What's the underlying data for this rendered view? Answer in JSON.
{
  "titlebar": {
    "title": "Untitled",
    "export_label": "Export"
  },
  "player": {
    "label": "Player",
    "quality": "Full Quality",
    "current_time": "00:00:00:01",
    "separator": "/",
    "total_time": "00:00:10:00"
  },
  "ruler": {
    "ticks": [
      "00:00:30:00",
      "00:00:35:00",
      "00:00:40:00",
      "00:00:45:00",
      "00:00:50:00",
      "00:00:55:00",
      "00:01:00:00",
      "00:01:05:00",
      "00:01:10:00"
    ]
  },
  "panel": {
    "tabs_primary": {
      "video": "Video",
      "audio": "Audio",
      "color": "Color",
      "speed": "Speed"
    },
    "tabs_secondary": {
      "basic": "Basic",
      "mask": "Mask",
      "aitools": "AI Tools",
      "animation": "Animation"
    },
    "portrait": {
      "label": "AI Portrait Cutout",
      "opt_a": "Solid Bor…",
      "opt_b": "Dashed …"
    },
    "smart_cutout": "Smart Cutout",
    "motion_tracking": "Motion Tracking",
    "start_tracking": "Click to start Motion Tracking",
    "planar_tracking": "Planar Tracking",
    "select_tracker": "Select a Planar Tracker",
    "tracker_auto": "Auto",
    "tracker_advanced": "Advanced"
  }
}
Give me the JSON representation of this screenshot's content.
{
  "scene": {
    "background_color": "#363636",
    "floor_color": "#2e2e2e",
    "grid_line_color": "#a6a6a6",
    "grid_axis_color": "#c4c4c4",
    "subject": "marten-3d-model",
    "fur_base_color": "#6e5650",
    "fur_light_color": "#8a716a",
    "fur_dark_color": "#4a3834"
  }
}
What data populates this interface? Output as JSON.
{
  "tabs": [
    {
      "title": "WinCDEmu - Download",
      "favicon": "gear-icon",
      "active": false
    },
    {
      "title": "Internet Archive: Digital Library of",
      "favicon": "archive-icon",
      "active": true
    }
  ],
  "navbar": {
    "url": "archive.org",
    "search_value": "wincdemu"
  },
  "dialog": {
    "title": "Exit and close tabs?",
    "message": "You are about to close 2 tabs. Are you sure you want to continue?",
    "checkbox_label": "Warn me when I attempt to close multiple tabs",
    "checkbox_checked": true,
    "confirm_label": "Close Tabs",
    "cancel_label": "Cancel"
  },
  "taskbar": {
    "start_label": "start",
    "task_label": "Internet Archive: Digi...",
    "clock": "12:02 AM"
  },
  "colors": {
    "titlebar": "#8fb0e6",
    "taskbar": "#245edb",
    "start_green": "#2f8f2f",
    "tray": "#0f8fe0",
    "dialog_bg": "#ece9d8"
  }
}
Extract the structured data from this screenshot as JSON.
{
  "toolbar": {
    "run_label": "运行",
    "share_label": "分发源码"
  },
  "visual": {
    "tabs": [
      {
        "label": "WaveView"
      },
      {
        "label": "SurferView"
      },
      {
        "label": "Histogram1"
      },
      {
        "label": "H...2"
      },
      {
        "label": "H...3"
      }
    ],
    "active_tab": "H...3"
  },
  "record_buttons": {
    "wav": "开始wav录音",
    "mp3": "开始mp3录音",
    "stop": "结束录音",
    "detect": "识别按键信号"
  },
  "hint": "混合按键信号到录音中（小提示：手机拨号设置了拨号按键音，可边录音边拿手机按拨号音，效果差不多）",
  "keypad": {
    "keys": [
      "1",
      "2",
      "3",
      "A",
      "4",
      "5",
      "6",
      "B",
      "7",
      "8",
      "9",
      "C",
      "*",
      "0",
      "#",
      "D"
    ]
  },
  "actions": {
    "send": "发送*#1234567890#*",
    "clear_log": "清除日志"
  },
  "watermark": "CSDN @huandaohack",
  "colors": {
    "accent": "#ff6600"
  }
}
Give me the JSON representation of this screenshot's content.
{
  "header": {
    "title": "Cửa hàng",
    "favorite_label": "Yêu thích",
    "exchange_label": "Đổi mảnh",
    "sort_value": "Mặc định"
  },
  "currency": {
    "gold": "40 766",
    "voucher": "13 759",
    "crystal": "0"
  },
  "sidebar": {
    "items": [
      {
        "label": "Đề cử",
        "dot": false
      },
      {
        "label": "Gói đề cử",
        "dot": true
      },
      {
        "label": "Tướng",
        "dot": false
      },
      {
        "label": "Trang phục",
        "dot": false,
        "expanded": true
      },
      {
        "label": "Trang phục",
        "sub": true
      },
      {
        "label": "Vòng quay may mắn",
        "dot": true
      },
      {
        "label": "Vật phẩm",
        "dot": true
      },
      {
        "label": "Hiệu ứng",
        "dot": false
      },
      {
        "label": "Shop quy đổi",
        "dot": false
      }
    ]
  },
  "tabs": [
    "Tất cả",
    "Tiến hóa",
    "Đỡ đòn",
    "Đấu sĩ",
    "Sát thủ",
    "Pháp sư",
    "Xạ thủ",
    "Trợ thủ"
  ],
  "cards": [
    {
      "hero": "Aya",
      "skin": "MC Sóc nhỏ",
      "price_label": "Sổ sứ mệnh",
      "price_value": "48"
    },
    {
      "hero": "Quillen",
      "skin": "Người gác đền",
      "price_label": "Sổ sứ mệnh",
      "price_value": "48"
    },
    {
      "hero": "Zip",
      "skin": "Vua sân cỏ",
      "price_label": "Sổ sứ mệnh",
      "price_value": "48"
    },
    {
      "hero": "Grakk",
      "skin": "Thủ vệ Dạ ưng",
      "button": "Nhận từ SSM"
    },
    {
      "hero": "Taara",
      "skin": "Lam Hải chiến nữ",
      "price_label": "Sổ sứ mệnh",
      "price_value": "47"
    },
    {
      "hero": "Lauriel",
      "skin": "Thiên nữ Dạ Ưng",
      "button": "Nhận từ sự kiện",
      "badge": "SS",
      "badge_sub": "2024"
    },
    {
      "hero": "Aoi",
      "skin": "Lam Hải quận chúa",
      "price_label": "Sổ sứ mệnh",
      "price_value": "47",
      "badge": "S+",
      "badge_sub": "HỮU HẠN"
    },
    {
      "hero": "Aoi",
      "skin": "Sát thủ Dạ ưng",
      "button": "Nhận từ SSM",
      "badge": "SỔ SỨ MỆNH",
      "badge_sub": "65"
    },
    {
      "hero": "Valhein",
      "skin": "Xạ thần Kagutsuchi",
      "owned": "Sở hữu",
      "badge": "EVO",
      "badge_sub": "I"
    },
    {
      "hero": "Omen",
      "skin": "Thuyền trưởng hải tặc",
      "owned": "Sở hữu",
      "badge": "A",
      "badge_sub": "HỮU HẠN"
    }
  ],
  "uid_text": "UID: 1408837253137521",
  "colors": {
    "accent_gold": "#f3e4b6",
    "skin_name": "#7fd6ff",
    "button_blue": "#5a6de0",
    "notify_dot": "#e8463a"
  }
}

————————

Job » Look through the lines above and collect those with the word "true".

Solution for this task »
      "active": true
    "checkbox_checked": true,
        "dot": true
        "expanded": true
        "sub": true
        "dot": true
        "dot": true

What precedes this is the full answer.